Make an exact copy of the lines below.

==========

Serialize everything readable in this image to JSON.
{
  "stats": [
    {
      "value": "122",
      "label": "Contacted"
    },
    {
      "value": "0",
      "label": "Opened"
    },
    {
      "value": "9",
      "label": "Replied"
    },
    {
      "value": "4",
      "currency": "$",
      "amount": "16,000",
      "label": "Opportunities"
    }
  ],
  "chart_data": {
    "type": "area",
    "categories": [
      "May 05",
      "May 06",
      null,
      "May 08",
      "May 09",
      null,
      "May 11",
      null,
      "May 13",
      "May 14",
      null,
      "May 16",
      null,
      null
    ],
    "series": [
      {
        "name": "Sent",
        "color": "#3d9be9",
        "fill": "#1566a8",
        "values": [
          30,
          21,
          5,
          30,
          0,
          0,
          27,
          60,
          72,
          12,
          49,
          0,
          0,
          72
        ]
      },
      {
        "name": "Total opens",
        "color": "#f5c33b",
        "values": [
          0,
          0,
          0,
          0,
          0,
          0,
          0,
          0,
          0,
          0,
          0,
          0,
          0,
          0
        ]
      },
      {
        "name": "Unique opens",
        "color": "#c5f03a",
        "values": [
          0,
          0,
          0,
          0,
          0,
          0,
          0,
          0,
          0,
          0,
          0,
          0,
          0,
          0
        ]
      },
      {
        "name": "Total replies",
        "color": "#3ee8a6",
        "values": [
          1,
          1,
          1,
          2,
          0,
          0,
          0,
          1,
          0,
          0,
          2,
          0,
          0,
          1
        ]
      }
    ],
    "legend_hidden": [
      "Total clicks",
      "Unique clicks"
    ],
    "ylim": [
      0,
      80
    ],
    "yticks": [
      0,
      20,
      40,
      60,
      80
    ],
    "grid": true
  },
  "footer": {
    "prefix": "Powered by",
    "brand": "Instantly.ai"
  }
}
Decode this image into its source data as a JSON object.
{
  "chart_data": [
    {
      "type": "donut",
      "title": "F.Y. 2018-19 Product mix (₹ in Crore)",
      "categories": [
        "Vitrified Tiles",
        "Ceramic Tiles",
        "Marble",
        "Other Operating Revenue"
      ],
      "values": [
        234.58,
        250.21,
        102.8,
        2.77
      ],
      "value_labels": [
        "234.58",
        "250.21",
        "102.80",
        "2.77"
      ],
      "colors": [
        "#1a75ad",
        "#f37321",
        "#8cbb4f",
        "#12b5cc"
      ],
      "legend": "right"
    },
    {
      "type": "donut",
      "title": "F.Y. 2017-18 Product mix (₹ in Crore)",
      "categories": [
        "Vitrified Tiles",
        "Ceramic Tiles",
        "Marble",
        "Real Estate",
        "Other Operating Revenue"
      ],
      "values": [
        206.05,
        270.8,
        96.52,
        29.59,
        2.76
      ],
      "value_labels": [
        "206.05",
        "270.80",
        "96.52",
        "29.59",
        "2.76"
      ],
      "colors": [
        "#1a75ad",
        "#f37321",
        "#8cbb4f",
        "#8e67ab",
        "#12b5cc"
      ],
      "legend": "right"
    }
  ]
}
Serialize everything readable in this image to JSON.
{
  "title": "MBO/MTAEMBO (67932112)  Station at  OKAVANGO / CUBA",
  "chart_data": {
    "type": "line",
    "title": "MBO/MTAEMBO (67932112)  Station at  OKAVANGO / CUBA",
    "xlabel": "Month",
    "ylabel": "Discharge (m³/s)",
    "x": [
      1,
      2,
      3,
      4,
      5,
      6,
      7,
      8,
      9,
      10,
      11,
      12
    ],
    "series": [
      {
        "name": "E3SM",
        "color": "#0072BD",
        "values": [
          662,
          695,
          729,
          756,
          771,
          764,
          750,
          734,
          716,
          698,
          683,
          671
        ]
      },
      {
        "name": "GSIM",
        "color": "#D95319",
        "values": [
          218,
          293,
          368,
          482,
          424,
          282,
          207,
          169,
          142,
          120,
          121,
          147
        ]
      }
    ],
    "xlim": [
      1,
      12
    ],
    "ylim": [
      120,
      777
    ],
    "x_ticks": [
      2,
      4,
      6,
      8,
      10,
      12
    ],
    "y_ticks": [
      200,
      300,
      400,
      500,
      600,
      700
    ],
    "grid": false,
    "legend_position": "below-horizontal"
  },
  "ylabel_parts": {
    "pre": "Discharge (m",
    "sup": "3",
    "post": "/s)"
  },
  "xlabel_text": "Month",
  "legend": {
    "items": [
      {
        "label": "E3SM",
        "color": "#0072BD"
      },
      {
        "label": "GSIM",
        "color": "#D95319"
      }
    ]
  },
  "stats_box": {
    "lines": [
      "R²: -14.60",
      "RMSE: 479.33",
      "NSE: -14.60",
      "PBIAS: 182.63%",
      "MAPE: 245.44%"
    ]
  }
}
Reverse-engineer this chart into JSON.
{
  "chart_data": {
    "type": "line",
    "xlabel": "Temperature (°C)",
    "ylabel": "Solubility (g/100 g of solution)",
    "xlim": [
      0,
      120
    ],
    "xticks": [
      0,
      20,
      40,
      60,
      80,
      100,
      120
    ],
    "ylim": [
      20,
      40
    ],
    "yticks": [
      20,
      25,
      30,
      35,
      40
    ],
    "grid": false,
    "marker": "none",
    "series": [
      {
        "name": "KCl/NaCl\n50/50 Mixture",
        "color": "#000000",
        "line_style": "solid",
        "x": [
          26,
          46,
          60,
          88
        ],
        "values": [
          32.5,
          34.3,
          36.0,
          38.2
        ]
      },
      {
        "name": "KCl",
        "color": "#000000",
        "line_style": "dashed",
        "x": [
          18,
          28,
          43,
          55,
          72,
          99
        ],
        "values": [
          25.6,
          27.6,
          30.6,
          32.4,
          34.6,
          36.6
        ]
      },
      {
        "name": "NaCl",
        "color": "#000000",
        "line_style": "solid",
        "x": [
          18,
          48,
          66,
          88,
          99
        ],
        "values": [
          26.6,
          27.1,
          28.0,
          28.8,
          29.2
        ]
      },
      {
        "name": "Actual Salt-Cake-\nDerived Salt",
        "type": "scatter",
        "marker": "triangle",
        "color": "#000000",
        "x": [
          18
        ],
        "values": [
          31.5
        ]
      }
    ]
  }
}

==========

## WRITTEN SOLUTION
Serialize everything readable in this image to JSON.
{
  "stats": [
    {
      "value": "122",
      "label": "Contacted"
    },
    {
      "value": "0",
      "label": "Opened"
    },
    {
      "value": "9",
      "label": "Replied"
    },
    {
      "value": "4",
      "currency": "$",
      "amount": "16,000",
      "label": "Opportunities"
    }
  ],
  "chart_data": {
    "type": "area",
    "categories": [
      "May 05",
      "May 06",
      null,
      "May 08",
      "May 09",
      null,
      "May 11",
      null,
      "May 13",
      "May 14",
      null,
      "May 16",
      null,
      null
    ],
    "series": [
      {
        "name": "Sent",
        "color": "#3d9be9",
        "fill": "#1566a8",
        "values": [
          30,
          21,
          5,
          30,
          0,
          0,
          27,
          60,
          72,
          12,
          49,
          0,
          0,
          72
        ]
      },
      {
        "name": "Total opens",
        "color": "#f5c33b",
        "values": [
          0,
          0,
          0,
          0,
          0,
          0,
          0,
          0,
          0,
          0,
          0,
          0,
          0,
          0
        ]
      },
      {
        "name": "Unique opens",
        "color": "#c5f03a",
        "values": [
          0,
          0,
          0,
          0,
          0,
          0,
          0,
          0,
          0,
          0,
          0,
          0,
          0,
          0
        ]
      },
      {
        "name": "Total replies",
        "color": "#3ee8a6",
        "values": [
          1,
          1,
          1,
          2,
          0,
          0,
          0,
          1,
          0,
          0,
          2,
          0,
          0,
          1
        ]
      }
    ],
    "legend_hidden": [
      "Total clicks",
      "Unique clicks"
    ],
    "ylim": [
      0,
      80
    ],
    "yticks": [
      0,
      20,
      40,
      60,
      80
    ],
    "grid": true
  },
  "footer": {
    "prefix": "Powered by",
    "brand": "Instantly.ai"
  }
}
Decode this image into its source data as a JSON object.
{
  "chart_data": [
    {
      "type": "donut",
      "title": "F.Y. 2018-19 Product mix (₹ in Crore)",
      "categories": [
        "Vitrified Tiles",
        "Ceramic Tiles",
        "Marble",
        "Other Operating Revenue"
      ],
      "values": [
        234.58,
        250.21,
        102.8,
        2.77
      ],
      "value_labels": [
        "234.58",
        "250.21",
        "102.80",
        "2.77"
      ],
      "colors": [
        "#1a75ad",
        "#f37321",
        "#8cbb4f",
        "#12b5cc"
      ],
      "legend": "right"
    },
    {
      "type": "donut",
      "title": "F.Y. 2017-18 Product mix (₹ in Crore)",
      "categories": [
        "Vitrified Tiles",
        "Ceramic Tiles",
        "Marble",
        "Real Estate",
        "Other Operating Revenue"
      ],
      "values": [
        206.05,
        270.8,
        96.52,
        29.59,
        2.76
      ],
      "value_labels": [
        "206.05",
        "270.80",
        "96.52",
        "29.59",
        "2.76"
      ],
      "colors": [
        "#1a75ad",
        "#f37321",
        "#8cbb4f",
        "#8e67ab",
        "#12b5cc"
      ],
      "legend": "right"
    }
  ]
}
Serialize everything readable in this image to JSON.
{
  "title": "MBO/MTAEMBO (67932112)  Station at  OKAVANGO / CUBA",
  "chart_data": {
    "type": "line",
    "title": "MBO/MTAEMBO (67932112)  Station at  OKAVANGO / CUBA",
    "xlabel": "Month",
    "ylabel": "Discharge (m³/s)",
    "x": [
      1,
      2,
      3,
      4,
      5,
      6,
      7,
      8,
      9,
      10,
      11,
      12
    ],
    "series": [
      {
        "name": "E3SM",
        "color": "#0072BD",
        "values": [
          662,
          695,
          729,
          756,
          771,
          764,
          750,
          734,
          716,
          698,
          683,
          671
        ]
      },
      {
        "name": "GSIM",
        "color": "#D95319",
        "values": [
          218,
          293,
          368,
          482,
          424,
          282,
          207,
          169,
          142,
          120,
          121,
          147
        ]
      }
    ],
    "xlim": [
      1,
      12
    ],
    "ylim": [
      120,
      777
    ],
    "x_ticks": [
      2,
      4,
      6,
      8,
      10,
      12
    ],
    "y_ticks": [
      200,
      300,
      400,
      500,
      600,
      700
    ],
    "grid": false,
    "legend_position": "below-horizontal"
  },
  "ylabel_parts": {
    "pre": "Discharge (m",
    "sup": "3",
    "post": "/s)"
  },
  "xlabel_text": "Month",
  "legend": {
    "items": [
      {
        "label": "E3SM",
        "color": "#0072BD"
      },
      {
        "label": "GSIM",
        "color": "#D95319"
      }
    ]
  },
  "stats_box": {
    "lines": [
      "R²: -14.60",
      "RMSE: 479.33",
      "NSE: -14.60",
      "PBIAS: 182.63%",
      "MAPE: 245.44%"
    ]
  }
}
Reverse-engineer this chart into JSON.
{
  "chart_data": {
    "type": "line",
    "xlabel": "Temperature (°C)",
    "ylabel": "Solubility (g/100 g of solution)",
    "xlim": [
      0,
      120
    ],
    "xticks": [
      0,
      20,
      40,
      60,
      80,
      100,
      120
    ],
    "ylim": [
      20,
      40
    ],
    "yticks": [
      20,
      25,
      30,
      35,
      40
    ],
    "grid": false,
    "marker": "none",
    "series": [
      {
        "name": "KCl/NaCl\n50/50 Mixture",
        "color": "#000000",
        "line_style": "solid",
        "x": [
          26,
          46,
          60,
          88
        ],
        "values": [
          32.5,
          34.3,
          36.0,
          38.2
        ]
      },
      {
        "name": "KCl",
        "color": "#000000",
        "line_style": "dashed",
        "x": [
          18,
          28,
          43,
          55,
          72,
          99
        ],
        "values": [
          25.6,
          27.6,
          30.6,
          32.4,
          34.6,
          36.6
        ]
      },
      {
        "name": "NaCl",
        "color": "#000000",
        "line_style": "solid",
        "x": [
          18,
          48,
          66,
          88,
          99
        ],
        "values": [
          26.6,
          27.1,
          28.0,
          28.8,
          29.2
        ]
      },
      {
        "name": "Actual Salt-Cake-\nDerived Salt",
        "type": "scatter",
        "marker": "triangle",
        "color": "#000000",
        "x": [
          18
        ],
        "values": [
          31.5
        ]
      }
    ]
  }
}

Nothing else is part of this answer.